[Rows from a dataset]
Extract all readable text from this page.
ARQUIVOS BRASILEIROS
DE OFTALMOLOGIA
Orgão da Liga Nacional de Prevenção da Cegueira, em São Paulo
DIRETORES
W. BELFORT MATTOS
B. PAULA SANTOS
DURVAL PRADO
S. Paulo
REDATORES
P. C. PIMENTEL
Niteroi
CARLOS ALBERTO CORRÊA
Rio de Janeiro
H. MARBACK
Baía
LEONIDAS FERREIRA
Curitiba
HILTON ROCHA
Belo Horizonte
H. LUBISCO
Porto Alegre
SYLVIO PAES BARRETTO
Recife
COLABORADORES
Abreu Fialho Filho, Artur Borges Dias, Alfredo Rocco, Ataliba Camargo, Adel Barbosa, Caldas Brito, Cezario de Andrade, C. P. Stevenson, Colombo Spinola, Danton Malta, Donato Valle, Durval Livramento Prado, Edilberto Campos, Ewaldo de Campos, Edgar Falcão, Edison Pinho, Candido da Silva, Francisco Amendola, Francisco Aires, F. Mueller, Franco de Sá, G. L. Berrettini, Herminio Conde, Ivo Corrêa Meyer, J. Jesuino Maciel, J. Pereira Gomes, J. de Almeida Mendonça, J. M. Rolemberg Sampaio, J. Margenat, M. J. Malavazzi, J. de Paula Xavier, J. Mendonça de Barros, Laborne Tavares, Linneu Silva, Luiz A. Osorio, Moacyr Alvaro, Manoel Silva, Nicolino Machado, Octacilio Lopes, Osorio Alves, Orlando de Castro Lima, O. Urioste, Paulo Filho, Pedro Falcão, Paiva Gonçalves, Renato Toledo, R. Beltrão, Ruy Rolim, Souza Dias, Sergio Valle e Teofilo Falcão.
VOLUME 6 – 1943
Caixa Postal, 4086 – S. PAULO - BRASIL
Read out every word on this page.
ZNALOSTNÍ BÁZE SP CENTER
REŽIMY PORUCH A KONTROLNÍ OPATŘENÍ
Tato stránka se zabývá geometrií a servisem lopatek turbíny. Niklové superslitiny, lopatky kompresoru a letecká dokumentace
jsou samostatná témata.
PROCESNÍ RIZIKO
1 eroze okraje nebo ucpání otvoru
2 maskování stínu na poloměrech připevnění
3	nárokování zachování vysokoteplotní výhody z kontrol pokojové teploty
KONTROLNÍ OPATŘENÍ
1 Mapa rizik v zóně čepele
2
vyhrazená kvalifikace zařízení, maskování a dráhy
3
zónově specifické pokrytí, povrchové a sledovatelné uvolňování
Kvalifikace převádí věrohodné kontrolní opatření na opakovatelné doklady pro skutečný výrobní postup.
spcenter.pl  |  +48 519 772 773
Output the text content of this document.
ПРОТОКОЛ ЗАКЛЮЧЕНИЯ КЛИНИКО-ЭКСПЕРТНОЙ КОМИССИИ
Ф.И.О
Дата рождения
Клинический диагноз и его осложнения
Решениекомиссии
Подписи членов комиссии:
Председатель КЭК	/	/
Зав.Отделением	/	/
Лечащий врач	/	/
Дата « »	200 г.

**What is required**
Write out the lines above from the one containing "Read out every word on this page." through the last, exactly as they are.

**Result for this exercise**
Read out every word on this page.
ZNALOSTNÍ BÁZE SP CENTER
REŽIMY PORUCH A KONTROLNÍ OPATŘENÍ
Tato stránka se zabývá geometrií a servisem lopatek turbíny. Niklové superslitiny, lopatky kompresoru a letecká dokumentace
jsou samostatná témata.
PROCESNÍ RIZIKO
1 eroze okraje nebo ucpání otvoru
2 maskování stínu na poloměrech připevnění
3	nárokování zachování vysokoteplotní výhody z kontrol pokojové teploty
KONTROLNÍ OPATŘENÍ
1 Mapa rizik v zóně čepele
2
vyhrazená kvalifikace zařízení, maskování a dráhy
3
zónově specifické pokrytí, povrchové a sledovatelné uvolňování
Kvalifikace převádí věrohodné kontrolní opatření na opakovatelné doklady pro skutečný výrobní postup.
spcenter.pl  |  +48 519 772 773
Output the text content of this document.
ПРОТОКОЛ ЗАКЛЮЧЕНИЯ КЛИНИКО-ЭКСПЕРТНОЙ КОМИССИИ
Ф.И.О
Дата рождения
Клинический диагноз и его осложнения
Решениекомиссии
Подписи членов комиссии:
Председатель КЭК	/	/
Зав.Отделением	/	/
Лечащий врач	/	/
Дата « »	200 г.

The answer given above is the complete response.